--- START Data extract ---

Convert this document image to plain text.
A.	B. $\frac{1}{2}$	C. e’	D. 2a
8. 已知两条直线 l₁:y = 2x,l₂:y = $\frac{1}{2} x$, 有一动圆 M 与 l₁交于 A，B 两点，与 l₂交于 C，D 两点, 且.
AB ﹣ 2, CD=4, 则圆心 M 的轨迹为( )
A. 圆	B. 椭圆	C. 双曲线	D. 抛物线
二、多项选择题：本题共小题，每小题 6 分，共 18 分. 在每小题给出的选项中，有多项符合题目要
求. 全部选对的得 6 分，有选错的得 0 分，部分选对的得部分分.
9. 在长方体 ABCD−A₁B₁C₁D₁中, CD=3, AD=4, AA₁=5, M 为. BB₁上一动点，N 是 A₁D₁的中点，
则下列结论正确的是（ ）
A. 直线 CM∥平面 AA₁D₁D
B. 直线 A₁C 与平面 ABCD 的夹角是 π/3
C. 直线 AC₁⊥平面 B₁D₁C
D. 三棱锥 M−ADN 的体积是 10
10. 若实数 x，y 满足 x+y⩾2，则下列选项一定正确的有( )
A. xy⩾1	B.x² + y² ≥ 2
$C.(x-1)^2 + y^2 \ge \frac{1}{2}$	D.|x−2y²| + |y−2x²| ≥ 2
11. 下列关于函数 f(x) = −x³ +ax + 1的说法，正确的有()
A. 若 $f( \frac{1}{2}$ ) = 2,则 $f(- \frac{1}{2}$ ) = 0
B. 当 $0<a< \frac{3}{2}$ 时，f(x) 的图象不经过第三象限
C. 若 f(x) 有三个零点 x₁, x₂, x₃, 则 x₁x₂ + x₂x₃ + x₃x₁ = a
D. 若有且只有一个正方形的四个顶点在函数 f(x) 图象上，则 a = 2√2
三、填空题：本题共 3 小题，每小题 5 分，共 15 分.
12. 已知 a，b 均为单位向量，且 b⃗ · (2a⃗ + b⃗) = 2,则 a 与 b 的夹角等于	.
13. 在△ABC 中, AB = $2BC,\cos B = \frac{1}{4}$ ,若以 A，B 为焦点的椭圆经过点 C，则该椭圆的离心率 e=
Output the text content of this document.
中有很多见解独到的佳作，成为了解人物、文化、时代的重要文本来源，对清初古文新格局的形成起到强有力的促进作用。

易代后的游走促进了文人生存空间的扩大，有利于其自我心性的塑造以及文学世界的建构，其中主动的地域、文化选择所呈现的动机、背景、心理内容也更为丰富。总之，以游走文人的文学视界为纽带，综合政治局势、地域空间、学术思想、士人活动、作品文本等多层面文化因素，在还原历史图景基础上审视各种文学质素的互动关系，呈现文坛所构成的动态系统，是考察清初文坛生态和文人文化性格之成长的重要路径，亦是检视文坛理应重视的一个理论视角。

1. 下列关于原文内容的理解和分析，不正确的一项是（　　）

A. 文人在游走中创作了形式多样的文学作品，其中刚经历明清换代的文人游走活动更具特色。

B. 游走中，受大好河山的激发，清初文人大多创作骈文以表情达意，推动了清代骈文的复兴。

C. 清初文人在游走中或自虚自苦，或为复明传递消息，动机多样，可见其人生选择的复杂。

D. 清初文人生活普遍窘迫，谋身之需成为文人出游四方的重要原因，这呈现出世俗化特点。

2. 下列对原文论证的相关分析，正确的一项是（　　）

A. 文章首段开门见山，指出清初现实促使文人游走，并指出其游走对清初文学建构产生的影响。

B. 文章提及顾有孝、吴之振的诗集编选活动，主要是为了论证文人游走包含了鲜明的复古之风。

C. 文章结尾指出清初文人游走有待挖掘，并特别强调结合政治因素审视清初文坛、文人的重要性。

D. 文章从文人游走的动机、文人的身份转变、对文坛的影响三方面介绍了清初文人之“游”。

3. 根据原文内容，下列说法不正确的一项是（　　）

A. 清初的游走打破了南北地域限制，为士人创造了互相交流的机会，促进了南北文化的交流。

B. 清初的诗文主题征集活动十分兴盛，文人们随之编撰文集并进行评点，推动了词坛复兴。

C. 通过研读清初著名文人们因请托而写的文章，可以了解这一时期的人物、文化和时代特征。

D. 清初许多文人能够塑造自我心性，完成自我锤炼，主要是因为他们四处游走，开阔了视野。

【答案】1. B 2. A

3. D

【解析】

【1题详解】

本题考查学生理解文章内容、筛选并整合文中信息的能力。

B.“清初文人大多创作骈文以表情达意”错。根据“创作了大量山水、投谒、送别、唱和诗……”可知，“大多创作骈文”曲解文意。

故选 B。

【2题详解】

--- END Data extract ---

- Stated task:
In the lines above, find each one with "ABCD" and list it.

- Result:
9. 在长方体 ABCD−A₁B₁C₁D₁中, CD=3, AD=4, AA₁=5, M 为. BB₁上一动点，N 是 A₁D₁的中点，
B. 直线 A₁C 与平面 ABCD 的夹角是 π/3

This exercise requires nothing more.